#### [Required work]
Locate the word "this" in the material, then show every line that holds it.
★ ★ ★ ★
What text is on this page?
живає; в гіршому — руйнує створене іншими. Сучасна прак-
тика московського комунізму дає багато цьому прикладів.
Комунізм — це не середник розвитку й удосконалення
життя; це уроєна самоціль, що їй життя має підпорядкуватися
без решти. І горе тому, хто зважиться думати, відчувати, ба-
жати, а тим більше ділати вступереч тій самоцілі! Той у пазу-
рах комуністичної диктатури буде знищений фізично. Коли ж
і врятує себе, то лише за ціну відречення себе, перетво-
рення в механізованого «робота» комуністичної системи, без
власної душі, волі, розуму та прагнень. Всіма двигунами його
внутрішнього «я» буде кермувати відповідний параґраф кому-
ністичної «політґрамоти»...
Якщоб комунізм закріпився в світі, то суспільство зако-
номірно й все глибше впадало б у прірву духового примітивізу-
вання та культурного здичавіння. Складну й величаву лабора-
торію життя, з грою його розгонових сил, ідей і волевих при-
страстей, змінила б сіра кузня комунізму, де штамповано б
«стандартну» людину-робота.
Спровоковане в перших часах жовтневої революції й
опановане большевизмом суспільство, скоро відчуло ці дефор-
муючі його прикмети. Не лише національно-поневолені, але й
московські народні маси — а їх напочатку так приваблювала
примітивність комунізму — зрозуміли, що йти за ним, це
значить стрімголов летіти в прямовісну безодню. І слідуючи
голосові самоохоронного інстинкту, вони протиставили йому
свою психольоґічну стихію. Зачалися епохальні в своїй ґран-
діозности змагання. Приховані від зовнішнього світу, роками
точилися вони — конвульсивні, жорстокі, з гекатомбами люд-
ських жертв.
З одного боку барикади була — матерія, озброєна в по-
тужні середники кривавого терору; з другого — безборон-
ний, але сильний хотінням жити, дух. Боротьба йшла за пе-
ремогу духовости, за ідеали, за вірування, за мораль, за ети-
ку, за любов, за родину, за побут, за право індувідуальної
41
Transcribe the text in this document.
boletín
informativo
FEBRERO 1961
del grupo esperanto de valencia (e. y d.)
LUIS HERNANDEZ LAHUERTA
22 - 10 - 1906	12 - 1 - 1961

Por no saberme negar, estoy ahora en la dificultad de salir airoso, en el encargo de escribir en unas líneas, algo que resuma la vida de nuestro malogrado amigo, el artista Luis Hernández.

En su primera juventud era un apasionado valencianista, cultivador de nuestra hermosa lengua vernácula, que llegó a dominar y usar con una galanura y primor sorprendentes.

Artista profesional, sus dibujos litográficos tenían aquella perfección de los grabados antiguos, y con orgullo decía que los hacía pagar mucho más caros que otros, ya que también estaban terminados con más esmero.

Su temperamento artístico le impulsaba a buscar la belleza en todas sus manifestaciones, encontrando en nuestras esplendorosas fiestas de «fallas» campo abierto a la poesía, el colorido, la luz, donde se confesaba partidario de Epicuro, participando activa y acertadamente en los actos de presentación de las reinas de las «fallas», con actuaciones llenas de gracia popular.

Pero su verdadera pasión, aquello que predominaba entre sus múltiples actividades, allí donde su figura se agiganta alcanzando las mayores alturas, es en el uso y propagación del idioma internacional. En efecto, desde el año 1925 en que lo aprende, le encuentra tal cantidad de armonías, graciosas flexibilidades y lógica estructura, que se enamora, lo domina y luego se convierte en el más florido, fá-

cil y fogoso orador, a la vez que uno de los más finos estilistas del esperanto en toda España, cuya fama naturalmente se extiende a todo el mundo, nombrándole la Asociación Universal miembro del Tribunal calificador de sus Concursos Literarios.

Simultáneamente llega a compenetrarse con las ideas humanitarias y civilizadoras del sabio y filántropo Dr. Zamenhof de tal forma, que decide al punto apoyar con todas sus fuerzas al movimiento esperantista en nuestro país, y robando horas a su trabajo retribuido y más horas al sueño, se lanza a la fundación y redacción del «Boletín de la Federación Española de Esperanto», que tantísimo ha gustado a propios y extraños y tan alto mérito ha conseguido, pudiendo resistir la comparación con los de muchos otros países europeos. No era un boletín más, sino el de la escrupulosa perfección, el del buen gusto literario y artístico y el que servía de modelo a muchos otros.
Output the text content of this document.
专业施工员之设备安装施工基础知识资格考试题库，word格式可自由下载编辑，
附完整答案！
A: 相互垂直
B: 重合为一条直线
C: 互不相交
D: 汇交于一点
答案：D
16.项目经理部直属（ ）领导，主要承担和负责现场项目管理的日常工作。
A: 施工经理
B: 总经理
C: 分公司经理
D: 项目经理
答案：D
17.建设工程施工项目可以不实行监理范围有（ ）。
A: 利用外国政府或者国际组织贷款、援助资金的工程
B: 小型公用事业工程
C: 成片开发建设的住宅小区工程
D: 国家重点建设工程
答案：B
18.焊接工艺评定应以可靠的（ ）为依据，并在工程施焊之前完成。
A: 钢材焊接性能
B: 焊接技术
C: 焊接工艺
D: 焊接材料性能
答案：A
★ ★ ★ ★
#### [Response]
What text is on this page?
Transcribe the text in this document.
Output the text content of this document.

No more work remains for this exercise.